> [Collection entries]:
* begin *

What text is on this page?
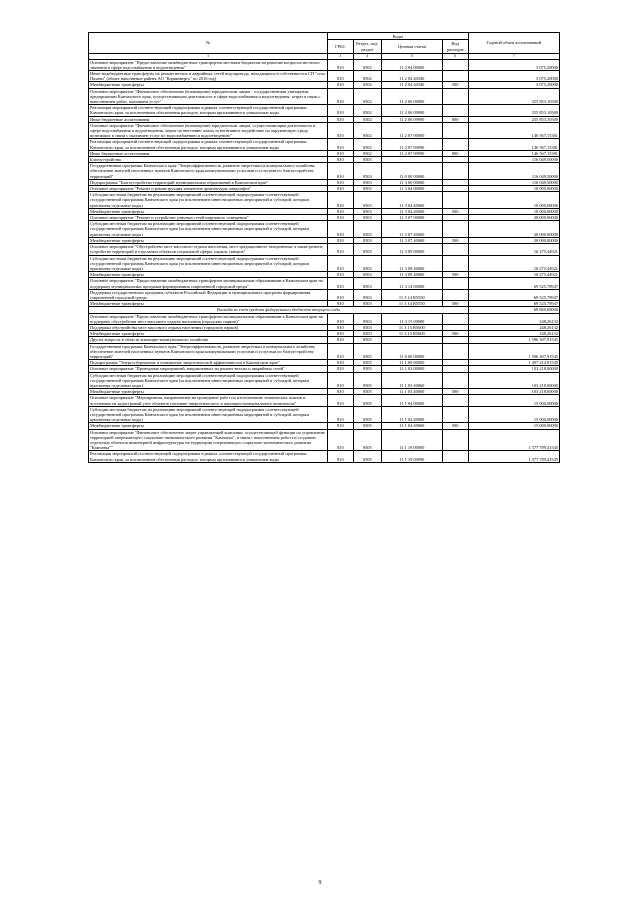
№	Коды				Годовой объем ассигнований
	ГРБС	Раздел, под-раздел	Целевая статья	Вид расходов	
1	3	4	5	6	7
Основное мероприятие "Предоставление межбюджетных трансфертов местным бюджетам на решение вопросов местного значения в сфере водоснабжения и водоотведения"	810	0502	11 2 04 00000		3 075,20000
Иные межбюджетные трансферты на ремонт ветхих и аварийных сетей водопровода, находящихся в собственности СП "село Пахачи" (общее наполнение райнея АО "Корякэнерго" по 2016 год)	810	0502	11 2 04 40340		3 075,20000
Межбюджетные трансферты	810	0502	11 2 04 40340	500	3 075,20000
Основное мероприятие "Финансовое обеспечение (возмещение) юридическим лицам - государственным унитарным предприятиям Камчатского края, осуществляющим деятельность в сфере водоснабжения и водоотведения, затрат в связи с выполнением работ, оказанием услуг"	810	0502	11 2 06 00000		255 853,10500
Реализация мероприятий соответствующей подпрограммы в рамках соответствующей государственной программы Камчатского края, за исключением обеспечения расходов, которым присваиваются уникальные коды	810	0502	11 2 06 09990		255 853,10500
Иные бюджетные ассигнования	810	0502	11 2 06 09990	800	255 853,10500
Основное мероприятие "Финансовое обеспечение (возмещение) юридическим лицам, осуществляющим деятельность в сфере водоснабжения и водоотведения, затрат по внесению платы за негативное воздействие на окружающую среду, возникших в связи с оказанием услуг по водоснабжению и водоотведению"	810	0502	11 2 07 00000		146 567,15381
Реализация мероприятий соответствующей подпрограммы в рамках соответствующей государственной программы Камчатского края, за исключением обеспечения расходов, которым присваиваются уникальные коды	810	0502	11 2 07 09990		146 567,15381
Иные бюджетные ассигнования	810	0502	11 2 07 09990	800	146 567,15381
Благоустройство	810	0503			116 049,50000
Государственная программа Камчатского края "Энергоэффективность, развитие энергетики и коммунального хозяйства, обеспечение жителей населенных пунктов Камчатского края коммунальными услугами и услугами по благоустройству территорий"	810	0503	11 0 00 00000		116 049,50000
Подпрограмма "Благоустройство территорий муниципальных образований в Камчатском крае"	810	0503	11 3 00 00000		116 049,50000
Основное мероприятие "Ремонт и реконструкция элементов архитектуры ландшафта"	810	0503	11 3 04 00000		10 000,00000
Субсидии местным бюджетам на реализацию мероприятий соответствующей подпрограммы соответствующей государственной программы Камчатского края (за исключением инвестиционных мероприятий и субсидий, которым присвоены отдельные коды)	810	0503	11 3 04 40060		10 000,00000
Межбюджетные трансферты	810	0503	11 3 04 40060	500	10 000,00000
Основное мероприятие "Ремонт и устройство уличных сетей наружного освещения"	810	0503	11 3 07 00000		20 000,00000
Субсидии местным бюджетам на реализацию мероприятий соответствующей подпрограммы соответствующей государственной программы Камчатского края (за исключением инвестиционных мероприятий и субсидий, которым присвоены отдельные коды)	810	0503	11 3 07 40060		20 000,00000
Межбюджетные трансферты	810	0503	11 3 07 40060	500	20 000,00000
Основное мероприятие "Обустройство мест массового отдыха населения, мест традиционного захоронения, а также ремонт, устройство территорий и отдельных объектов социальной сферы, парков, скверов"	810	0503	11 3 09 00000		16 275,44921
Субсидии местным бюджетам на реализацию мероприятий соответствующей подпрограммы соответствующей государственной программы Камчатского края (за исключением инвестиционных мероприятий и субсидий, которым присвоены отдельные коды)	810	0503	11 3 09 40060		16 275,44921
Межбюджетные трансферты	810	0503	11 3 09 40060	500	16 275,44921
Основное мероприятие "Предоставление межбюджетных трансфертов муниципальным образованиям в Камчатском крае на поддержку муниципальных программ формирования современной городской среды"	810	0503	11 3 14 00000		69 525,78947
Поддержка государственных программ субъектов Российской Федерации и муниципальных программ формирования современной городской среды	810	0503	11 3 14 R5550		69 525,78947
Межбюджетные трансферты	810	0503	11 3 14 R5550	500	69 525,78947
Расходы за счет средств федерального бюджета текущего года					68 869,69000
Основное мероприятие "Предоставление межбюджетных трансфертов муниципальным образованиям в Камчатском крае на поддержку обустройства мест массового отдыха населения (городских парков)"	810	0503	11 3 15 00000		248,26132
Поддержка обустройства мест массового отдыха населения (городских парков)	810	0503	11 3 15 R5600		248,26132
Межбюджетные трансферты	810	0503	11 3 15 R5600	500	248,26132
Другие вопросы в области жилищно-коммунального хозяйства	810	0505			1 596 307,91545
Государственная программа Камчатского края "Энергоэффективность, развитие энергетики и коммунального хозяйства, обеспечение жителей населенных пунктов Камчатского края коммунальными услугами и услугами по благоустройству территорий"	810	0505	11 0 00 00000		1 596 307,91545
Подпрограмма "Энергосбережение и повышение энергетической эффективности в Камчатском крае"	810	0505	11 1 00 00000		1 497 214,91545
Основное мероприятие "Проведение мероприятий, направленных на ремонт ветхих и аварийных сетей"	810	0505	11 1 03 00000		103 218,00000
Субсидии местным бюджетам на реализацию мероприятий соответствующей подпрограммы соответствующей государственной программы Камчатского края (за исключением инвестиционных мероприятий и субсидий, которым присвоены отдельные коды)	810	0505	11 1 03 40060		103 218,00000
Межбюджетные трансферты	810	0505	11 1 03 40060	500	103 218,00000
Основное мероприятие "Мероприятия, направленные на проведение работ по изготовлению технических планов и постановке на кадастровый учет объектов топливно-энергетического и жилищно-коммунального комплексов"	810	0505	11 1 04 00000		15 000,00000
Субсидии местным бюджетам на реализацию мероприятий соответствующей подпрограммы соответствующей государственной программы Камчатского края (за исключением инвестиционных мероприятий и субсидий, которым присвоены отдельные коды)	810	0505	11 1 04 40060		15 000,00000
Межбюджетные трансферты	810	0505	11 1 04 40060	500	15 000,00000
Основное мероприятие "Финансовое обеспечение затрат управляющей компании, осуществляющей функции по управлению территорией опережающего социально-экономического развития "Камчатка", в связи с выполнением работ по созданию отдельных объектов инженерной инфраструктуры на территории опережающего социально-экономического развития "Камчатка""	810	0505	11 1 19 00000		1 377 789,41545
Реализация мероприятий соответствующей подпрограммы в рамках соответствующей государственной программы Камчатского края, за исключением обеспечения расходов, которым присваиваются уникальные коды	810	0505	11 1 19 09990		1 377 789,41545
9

* end *
* begin *

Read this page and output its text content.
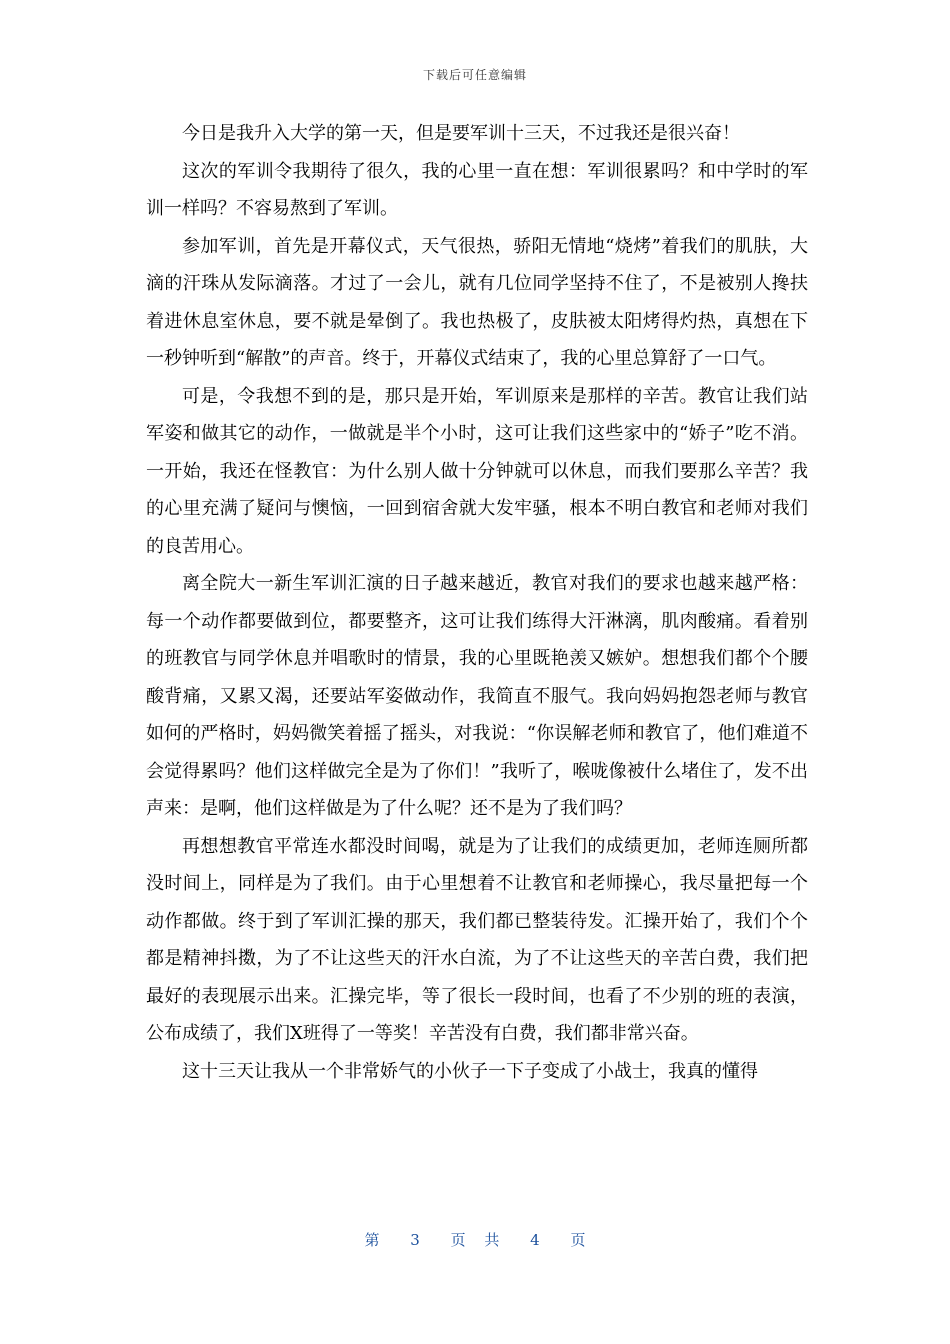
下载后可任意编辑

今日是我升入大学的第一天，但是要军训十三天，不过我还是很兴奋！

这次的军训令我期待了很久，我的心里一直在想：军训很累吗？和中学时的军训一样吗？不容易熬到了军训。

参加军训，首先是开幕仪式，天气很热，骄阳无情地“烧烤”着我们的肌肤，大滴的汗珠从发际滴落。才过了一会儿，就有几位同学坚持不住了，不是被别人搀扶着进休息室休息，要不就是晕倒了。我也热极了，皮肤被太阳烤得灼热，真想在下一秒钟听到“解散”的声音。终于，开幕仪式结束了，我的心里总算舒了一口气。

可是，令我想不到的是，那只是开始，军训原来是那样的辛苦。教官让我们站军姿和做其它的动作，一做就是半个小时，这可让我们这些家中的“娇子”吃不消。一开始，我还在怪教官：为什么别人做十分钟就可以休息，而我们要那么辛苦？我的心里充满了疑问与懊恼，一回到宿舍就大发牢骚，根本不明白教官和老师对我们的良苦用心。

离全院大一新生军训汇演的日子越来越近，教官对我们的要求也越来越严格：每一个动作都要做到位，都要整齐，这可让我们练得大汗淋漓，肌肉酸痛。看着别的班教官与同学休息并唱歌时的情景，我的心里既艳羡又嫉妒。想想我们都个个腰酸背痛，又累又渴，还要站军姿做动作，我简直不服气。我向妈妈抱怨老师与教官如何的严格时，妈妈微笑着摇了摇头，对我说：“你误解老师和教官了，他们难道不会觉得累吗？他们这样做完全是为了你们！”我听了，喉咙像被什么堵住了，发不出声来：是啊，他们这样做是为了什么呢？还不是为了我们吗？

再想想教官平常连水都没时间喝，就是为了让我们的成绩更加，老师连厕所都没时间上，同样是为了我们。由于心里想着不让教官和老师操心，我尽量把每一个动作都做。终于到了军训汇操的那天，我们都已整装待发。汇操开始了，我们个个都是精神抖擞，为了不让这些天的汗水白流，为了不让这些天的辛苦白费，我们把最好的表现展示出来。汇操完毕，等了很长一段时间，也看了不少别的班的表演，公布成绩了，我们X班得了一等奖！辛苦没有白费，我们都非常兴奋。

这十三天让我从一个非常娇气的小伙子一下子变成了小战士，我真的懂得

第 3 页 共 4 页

* end *
* begin *

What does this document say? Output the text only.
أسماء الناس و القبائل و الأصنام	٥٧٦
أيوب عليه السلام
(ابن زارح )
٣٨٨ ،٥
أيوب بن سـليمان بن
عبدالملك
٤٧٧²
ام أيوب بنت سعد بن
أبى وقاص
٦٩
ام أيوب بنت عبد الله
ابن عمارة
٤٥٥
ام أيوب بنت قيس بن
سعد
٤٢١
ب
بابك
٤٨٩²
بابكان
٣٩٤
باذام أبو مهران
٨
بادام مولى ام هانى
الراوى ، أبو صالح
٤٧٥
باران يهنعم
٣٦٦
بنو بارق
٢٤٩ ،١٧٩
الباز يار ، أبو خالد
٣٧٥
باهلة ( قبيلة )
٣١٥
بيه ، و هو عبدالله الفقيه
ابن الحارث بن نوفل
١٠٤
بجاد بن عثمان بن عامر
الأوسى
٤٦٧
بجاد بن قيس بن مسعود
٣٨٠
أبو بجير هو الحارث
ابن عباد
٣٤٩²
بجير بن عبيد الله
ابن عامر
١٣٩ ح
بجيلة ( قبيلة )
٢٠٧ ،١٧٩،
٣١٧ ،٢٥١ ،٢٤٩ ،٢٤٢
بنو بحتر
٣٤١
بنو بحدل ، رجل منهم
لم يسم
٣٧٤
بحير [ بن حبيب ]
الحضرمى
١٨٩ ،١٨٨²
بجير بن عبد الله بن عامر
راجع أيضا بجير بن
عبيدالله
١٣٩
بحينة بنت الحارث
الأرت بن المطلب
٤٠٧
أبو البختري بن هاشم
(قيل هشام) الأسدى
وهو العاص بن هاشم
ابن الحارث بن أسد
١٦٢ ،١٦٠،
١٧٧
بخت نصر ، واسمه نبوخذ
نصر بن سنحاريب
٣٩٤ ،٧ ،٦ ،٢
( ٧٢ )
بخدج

* end *

> [YOUR GOAL]: Gather up the lines that contain the word "page".

> [FULL OUTPUT]:
What text is on this page?
Read this page and output its text content.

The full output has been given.